Task directions ->
Can you transcribe every entry word for word, skipping the images?

#### Material shown ####

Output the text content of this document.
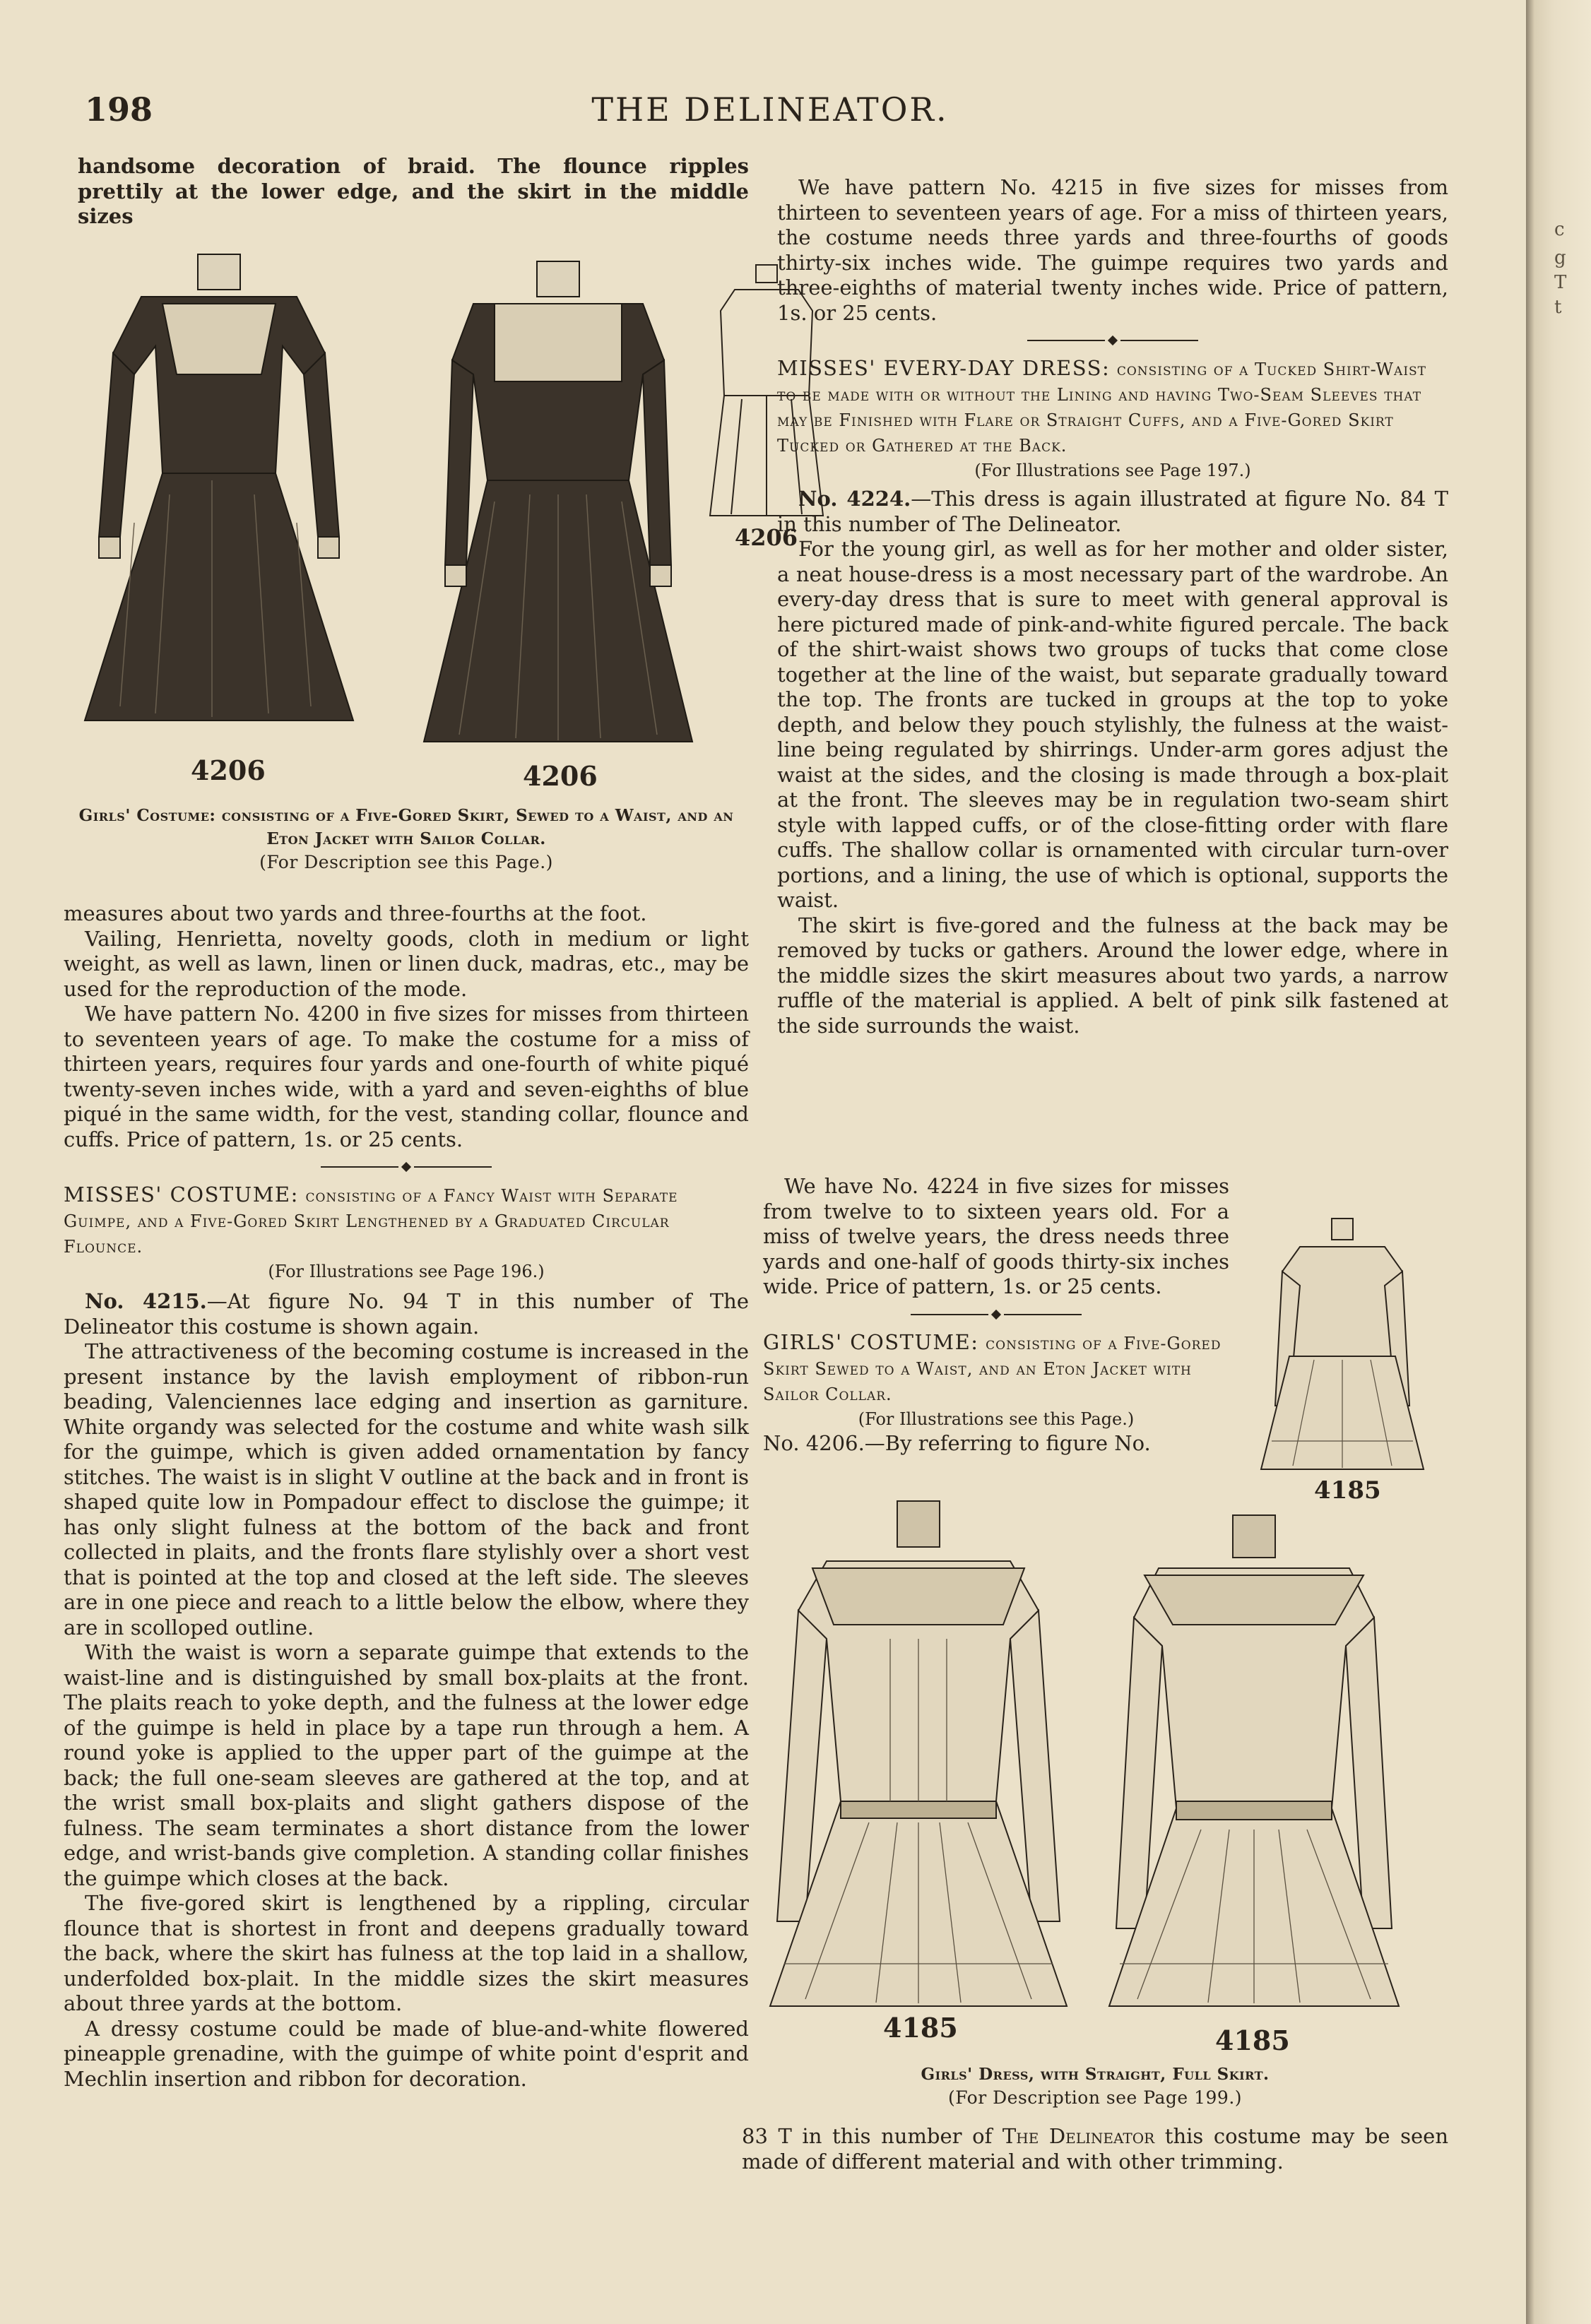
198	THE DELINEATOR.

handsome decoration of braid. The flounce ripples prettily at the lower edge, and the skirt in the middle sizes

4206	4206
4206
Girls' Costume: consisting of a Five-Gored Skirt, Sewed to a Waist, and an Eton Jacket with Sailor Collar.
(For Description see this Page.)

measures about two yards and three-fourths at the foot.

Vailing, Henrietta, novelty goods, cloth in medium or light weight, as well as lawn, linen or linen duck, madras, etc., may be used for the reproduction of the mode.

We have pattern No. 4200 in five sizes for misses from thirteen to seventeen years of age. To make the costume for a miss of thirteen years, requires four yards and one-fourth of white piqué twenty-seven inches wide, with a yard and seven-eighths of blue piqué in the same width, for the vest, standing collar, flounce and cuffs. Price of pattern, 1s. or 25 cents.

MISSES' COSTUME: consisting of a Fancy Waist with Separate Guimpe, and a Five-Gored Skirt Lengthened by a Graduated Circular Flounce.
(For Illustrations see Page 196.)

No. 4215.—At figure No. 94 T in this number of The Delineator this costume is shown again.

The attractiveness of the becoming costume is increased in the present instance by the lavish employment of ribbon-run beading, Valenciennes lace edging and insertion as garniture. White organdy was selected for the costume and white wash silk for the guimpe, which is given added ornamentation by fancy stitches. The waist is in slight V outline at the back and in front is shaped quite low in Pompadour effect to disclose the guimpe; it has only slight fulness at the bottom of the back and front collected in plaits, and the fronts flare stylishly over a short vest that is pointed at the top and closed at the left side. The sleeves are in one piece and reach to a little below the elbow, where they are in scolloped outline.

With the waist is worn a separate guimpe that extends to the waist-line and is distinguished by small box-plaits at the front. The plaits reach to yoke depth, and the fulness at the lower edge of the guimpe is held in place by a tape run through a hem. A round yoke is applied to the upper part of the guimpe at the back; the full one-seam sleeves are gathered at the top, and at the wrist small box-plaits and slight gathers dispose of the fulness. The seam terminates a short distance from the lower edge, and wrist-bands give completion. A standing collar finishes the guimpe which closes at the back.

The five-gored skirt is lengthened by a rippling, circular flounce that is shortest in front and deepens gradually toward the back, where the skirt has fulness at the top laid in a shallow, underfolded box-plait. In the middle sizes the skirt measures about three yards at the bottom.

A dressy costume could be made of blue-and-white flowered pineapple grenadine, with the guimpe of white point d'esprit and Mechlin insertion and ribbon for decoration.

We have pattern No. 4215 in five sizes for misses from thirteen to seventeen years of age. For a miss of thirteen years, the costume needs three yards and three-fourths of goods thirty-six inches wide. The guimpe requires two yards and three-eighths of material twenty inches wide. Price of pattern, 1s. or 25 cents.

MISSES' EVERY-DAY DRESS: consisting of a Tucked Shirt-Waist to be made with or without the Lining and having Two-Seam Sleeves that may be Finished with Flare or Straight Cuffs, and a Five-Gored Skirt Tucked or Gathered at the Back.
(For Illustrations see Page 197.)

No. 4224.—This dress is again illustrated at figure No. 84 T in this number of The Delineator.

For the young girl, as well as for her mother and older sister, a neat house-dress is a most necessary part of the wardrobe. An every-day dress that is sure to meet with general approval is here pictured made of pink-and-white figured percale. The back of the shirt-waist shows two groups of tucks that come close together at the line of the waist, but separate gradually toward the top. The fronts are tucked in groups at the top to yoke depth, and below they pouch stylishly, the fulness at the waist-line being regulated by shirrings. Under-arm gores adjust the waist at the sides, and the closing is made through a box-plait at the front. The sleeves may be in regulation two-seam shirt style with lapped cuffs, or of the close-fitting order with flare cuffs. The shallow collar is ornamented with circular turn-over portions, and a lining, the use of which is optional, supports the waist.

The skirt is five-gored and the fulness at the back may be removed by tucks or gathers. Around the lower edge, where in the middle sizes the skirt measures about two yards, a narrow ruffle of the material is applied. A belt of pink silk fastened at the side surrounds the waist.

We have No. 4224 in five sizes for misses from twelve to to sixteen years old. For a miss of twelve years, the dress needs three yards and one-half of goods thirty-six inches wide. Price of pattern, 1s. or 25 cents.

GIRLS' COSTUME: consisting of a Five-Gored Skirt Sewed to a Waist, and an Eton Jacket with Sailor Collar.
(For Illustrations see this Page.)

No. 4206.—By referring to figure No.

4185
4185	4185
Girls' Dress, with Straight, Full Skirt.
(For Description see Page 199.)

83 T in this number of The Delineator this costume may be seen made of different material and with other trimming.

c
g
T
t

####

Full solution ->
Output the text content of this document.
198	THE DELINEATOR.

handsome decoration of braid. The flounce ripples prettily at the lower edge, and the skirt in the middle sizes

4206	4206
4206
Girls' Costume: consisting of a Five-Gored Skirt, Sewed to a Waist, and an Eton Jacket with Sailor Collar.
(For Description see this Page.)

measures about two yards and three-fourths at the foot.

Vailing, Henrietta, novelty goods, cloth in medium or light weight, as well as lawn, linen or linen duck, madras, etc., may be used for the reproduction of the mode.

We have pattern No. 4200 in five sizes for misses from thirteen to seventeen years of age. To make the costume for a miss of thirteen years, requires four yards and one-fourth of white piqué twenty-seven inches wide, with a yard and seven-eighths of blue piqué in the same width, for the vest, standing collar, flounce and cuffs. Price of pattern, 1s. or 25 cents.

MISSES' COSTUME: consisting of a Fancy Waist with Separate Guimpe, and a Five-Gored Skirt Lengthened by a Graduated Circular Flounce.
(For Illustrations see Page 196.)

No. 4215.—At figure No. 94 T in this number of The Delineator this costume is shown again.

The attractiveness of the becoming costume is increased in the present instance by the lavish employment of ribbon-run beading, Valenciennes lace edging and insertion as garniture. White organdy was selected for the costume and white wash silk for the guimpe, which is given added ornamentation by fancy stitches. The waist is in slight V outline at the back and in front is shaped quite low in Pompadour effect to disclose the guimpe; it has only slight fulness at the bottom of the back and front collected in plaits, and the fronts flare stylishly over a short vest that is pointed at the top and closed at the left side. The sleeves are in one piece and reach to a little below the elbow, where they are in scolloped outline.

With the waist is worn a separate guimpe that extends to the waist-line and is distinguished by small box-plaits at the front. The plaits reach to yoke depth, and the fulness at the lower edge of the guimpe is held in place by a tape run through a hem. A round yoke is applied to the upper part of the guimpe at the back; the full one-seam sleeves are gathered at the top, and at the wrist small box-plaits and slight gathers dispose of the fulness. The seam terminates a short distance from the lower edge, and wrist-bands give completion. A standing collar finishes the guimpe which closes at the back.

The five-gored skirt is lengthened by a rippling, circular flounce that is shortest in front and deepens gradually toward the back, where the skirt has fulness at the top laid in a shallow, underfolded box-plait. In the middle sizes the skirt measures about three yards at the bottom.

A dressy costume could be made of blue-and-white flowered pineapple grenadine, with the guimpe of white point d'esprit and Mechlin insertion and ribbon for decoration.

We have pattern No. 4215 in five sizes for misses from thirteen to seventeen years of age. For a miss of thirteen years, the costume needs three yards and three-fourths of goods thirty-six inches wide. The guimpe requires two yards and three-eighths of material twenty inches wide. Price of pattern, 1s. or 25 cents.

MISSES' EVERY-DAY DRESS: consisting of a Tucked Shirt-Waist to be made with or without the Lining and having Two-Seam Sleeves that may be Finished with Flare or Straight Cuffs, and a Five-Gored Skirt Tucked or Gathered at the Back.
(For Illustrations see Page 197.)

No. 4224.—This dress is again illustrated at figure No. 84 T in this number of The Delineator.

For the young girl, as well as for her mother and older sister, a neat house-dress is a most necessary part of the wardrobe. An every-day dress that is sure to meet with general approval is here pictured made of pink-and-white figured percale. The back of the shirt-waist shows two groups of tucks that come close together at the line of the waist, but separate gradually toward the top. The fronts are tucked in groups at the top to yoke depth, and below they pouch stylishly, the fulness at the waist-line being regulated by shirrings. Under-arm gores adjust the waist at the sides, and the closing is made through a box-plait at the front. The sleeves may be in regulation two-seam shirt style with lapped cuffs, or of the close-fitting order with flare cuffs. The shallow collar is ornamented with circular turn-over portions, and a lining, the use of which is optional, supports the waist.

The skirt is five-gored and the fulness at the back may be removed by tucks or gathers. Around the lower edge, where in the middle sizes the skirt measures about two yards, a narrow ruffle of the material is applied. A belt of pink silk fastened at the side surrounds the waist.

We have No. 4224 in five sizes for misses from twelve to to sixteen years old. For a miss of twelve years, the dress needs three yards and one-half of goods thirty-six inches wide. Price of pattern, 1s. or 25 cents.

GIRLS' COSTUME: consisting of a Five-Gored Skirt Sewed to a Waist, and an Eton Jacket with Sailor Collar.
(For Illustrations see this Page.)

No. 4206.—By referring to figure No.

4185
4185	4185
Girls' Dress, with Straight, Full Skirt.
(For Description see Page 199.)

83 T in this number of The Delineator this costume may be seen made of different material and with other trimming.

c
g
T
t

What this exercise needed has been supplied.